#### Work instructions:
Every line that contains the word "text" should be copied out.

#### Source records:

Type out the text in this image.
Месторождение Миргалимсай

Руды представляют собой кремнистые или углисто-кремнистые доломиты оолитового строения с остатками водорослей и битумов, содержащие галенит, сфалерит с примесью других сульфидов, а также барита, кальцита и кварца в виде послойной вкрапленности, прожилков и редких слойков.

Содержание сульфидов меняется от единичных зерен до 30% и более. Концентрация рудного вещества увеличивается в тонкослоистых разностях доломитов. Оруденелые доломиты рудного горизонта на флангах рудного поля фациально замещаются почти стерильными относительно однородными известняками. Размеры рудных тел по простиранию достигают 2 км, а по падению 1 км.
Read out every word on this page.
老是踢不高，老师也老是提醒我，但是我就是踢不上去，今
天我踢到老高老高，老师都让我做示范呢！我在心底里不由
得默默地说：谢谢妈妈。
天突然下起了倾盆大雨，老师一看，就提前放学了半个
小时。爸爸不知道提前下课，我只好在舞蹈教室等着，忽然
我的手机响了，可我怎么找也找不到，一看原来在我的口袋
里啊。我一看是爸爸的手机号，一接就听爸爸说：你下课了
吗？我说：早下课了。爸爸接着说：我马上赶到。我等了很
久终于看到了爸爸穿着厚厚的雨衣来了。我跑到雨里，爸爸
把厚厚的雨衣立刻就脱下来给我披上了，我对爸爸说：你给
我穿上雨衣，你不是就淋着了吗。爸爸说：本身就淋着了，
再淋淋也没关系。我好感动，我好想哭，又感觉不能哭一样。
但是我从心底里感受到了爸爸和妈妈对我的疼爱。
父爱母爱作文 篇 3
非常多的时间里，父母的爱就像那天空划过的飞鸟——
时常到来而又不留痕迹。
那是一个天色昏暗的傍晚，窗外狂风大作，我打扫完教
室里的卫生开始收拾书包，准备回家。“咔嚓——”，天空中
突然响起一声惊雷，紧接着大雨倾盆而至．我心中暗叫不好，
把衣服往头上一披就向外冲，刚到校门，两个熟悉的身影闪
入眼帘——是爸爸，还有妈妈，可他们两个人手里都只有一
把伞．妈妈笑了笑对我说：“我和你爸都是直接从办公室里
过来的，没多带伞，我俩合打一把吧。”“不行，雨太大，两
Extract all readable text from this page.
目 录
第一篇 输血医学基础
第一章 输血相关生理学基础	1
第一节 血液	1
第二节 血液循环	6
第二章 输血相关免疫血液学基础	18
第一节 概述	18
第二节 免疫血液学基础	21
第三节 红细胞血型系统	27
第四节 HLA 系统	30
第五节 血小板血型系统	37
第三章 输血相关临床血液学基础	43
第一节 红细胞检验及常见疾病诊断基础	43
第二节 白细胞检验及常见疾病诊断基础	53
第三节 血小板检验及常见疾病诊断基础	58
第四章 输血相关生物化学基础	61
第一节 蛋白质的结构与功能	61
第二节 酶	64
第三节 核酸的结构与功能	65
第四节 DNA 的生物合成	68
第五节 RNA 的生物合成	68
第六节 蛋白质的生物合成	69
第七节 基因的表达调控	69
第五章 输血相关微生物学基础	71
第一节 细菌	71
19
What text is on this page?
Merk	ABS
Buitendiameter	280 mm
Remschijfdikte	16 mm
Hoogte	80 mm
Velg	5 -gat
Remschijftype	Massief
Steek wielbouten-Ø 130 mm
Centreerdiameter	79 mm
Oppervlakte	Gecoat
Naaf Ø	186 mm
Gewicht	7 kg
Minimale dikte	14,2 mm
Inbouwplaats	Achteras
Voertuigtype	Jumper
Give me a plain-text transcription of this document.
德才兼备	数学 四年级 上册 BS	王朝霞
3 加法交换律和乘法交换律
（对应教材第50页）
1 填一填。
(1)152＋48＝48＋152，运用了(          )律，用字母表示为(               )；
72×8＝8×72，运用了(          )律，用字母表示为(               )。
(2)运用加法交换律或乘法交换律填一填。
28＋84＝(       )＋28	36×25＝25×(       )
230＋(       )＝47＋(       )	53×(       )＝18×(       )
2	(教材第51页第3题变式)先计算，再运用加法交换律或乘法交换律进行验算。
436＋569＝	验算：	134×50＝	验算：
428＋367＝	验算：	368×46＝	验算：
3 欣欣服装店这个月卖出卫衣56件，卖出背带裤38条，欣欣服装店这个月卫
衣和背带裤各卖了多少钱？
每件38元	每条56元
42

#### Problem solution:
Type out the text in this image.
Extract all readable text from this page.
What text is on this page?
Give me a plain-text transcription of this document.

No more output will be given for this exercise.